**Source records**
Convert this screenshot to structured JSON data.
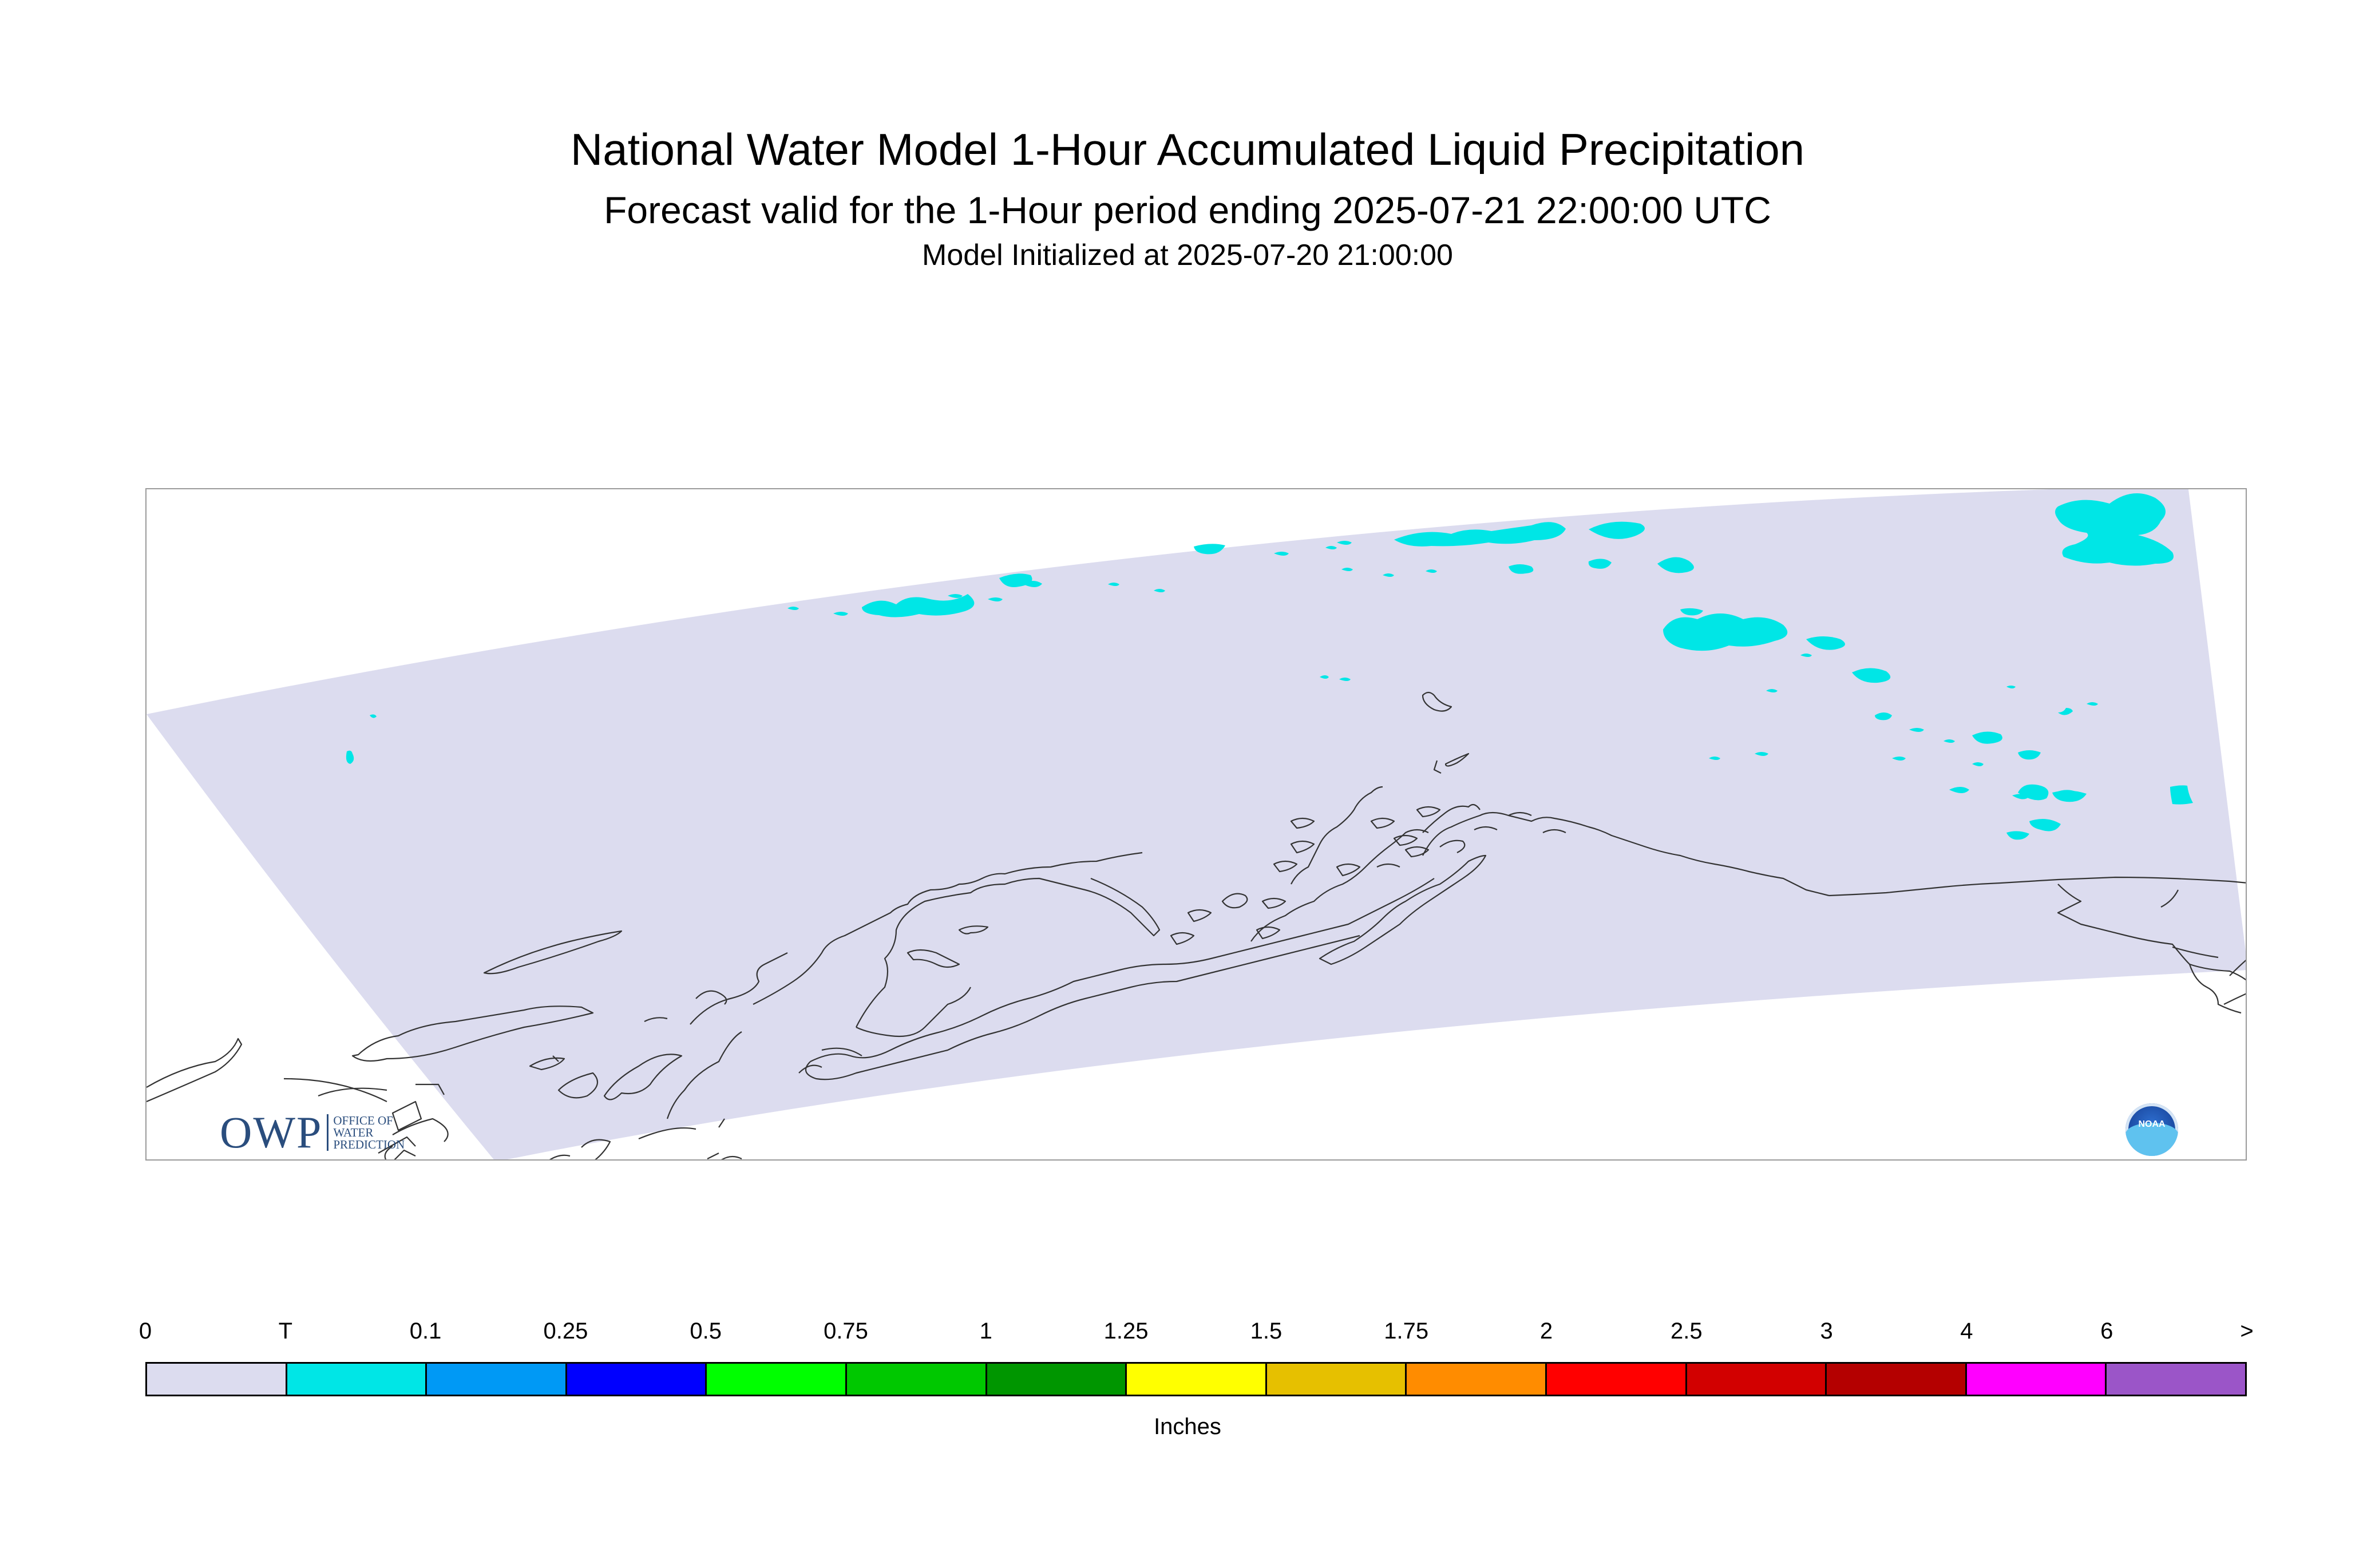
{
  "header": {
    "title": "National Water Model 1-Hour Accumulated Liquid Precipitation",
    "subtitle": "Forecast valid for the 1-Hour period ending 2025-07-21 22:00:00 UTC",
    "init_line": "Model Initialized at 2025-07-20 21:00:00"
  },
  "map": {
    "domain_fill_color": "#dcdcef",
    "precip_color": "#00e6e6",
    "coastline_color": "#333333"
  },
  "logos": {
    "owp": {
      "letters": "OWP",
      "line1": "OFFICE OF",
      "line2": "WATER",
      "line3": "PREDICTION"
    },
    "noaa": {
      "word": "NOAA"
    }
  },
  "legend": {
    "labels": [
      "0",
      "T",
      "0.1",
      "0.25",
      "0.5",
      "0.75",
      "1",
      "1.25",
      "1.5",
      "1.75",
      "2",
      "2.5",
      "3",
      "4",
      "6",
      ">"
    ],
    "colors": [
      "#dcdcef",
      "#00e6e6",
      "#0099f5",
      "#0000ff",
      "#00ff00",
      "#00c800",
      "#009600",
      "#ffff00",
      "#e6c000",
      "#ff8c00",
      "#ff0000",
      "#d20000",
      "#b40000",
      "#ff00ff",
      "#9b55c8"
    ],
    "unit": "Inches"
  }
}
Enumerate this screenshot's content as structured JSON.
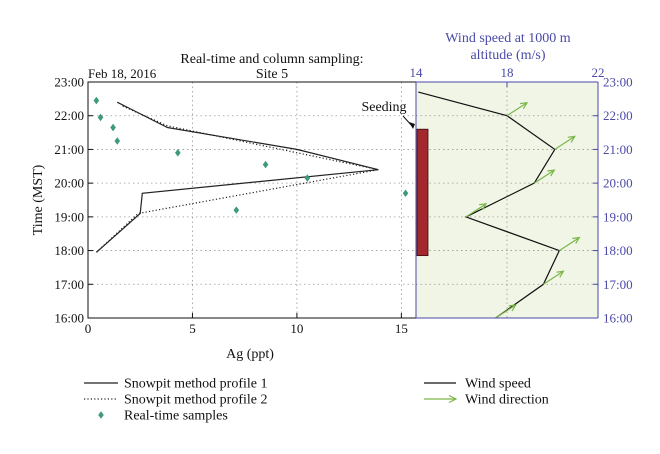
{
  "chart_data": [
    {
      "type": "line",
      "title": "Real-time and column sampling:",
      "subtitle": "Site 5",
      "date_label": "Feb 18, 2016",
      "xlabel": "Ag (ppt)",
      "ylabel": "Time (MST)",
      "xlim": [
        0,
        15.7
      ],
      "ylim": [
        16,
        23
      ],
      "x_ticks": [
        "0",
        "5",
        "10",
        "15"
      ],
      "x_tick_values": [
        0,
        5,
        10,
        15
      ],
      "y_ticks": [
        "16:00",
        "17:00",
        "18:00",
        "19:00",
        "20:00",
        "21:00",
        "22:00",
        "23:00"
      ],
      "y_tick_values": [
        16,
        17,
        18,
        19,
        20,
        21,
        22,
        23
      ],
      "grid": true,
      "series": [
        {
          "name": "Snowpit method profile 1",
          "style": "solid",
          "color": "#222222",
          "points": [
            [
              0.4,
              17.95
            ],
            [
              2.5,
              19.1
            ],
            [
              2.6,
              19.7
            ],
            [
              13.9,
              20.4
            ],
            [
              10.0,
              21.0
            ],
            [
              3.8,
              21.65
            ],
            [
              1.4,
              22.4
            ]
          ]
        },
        {
          "name": "Snowpit method profile 2",
          "style": "dotted",
          "color": "#222222",
          "points": [
            [
              0.4,
              17.95
            ],
            [
              2.4,
              19.1
            ],
            [
              13.9,
              20.4
            ],
            [
              3.8,
              21.7
            ],
            [
              1.6,
              22.3
            ]
          ]
        },
        {
          "name": "Real-time samples",
          "style": "marker",
          "color": "#3f9a76",
          "points": [
            [
              0.4,
              22.45
            ],
            [
              0.6,
              21.95
            ],
            [
              1.2,
              21.65
            ],
            [
              1.4,
              21.25
            ],
            [
              4.3,
              20.9
            ],
            [
              8.5,
              20.55
            ],
            [
              10.5,
              20.15
            ],
            [
              15.2,
              19.7
            ],
            [
              7.1,
              19.2
            ]
          ]
        }
      ],
      "annotation": "Seeding",
      "seeding_interval": [
        17.85,
        21.6
      ],
      "colors": {
        "seeding_bar": "#a3282e"
      }
    },
    {
      "type": "line",
      "title": "Wind speed at 1000 m",
      "subtitle": "altitude (m/s)",
      "xlim": [
        14,
        22
      ],
      "ylim": [
        16,
        23
      ],
      "x_ticks": [
        "14",
        "18",
        "22"
      ],
      "x_tick_values": [
        14,
        18,
        22
      ],
      "y_ticks": [
        "16:00",
        "17:00",
        "18:00",
        "19:00",
        "20:00",
        "21:00",
        "22:00",
        "23:00"
      ],
      "y_tick_values": [
        16,
        17,
        18,
        19,
        20,
        21,
        22,
        23
      ],
      "grid": true,
      "series": [
        {
          "name": "Wind speed",
          "style": "solid",
          "color": "#111111",
          "points": [
            [
              17.5,
              16
            ],
            [
              19.6,
              17
            ],
            [
              20.3,
              18
            ],
            [
              16.2,
              19
            ],
            [
              19.2,
              20
            ],
            [
              20.1,
              21
            ],
            [
              18.0,
              22
            ],
            [
              14.1,
              22.7
            ]
          ]
        },
        {
          "name": "Wind direction",
          "style": "arrow",
          "color": "#7ab648",
          "points": [
            [
              17.5,
              16
            ],
            [
              19.6,
              17
            ],
            [
              20.3,
              18
            ],
            [
              16.2,
              19
            ],
            [
              19.2,
              20
            ],
            [
              20.1,
              21
            ],
            [
              18.0,
              22
            ]
          ]
        }
      ],
      "colors": {
        "panel_bg": "#f1f5e6",
        "axis": "#4a4aa8"
      }
    }
  ]
}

**GIVEN TASK**
Report how many lines of the entries hold the string "Wind". Provide the number alone.

**WRITTEN RESPONSE**
3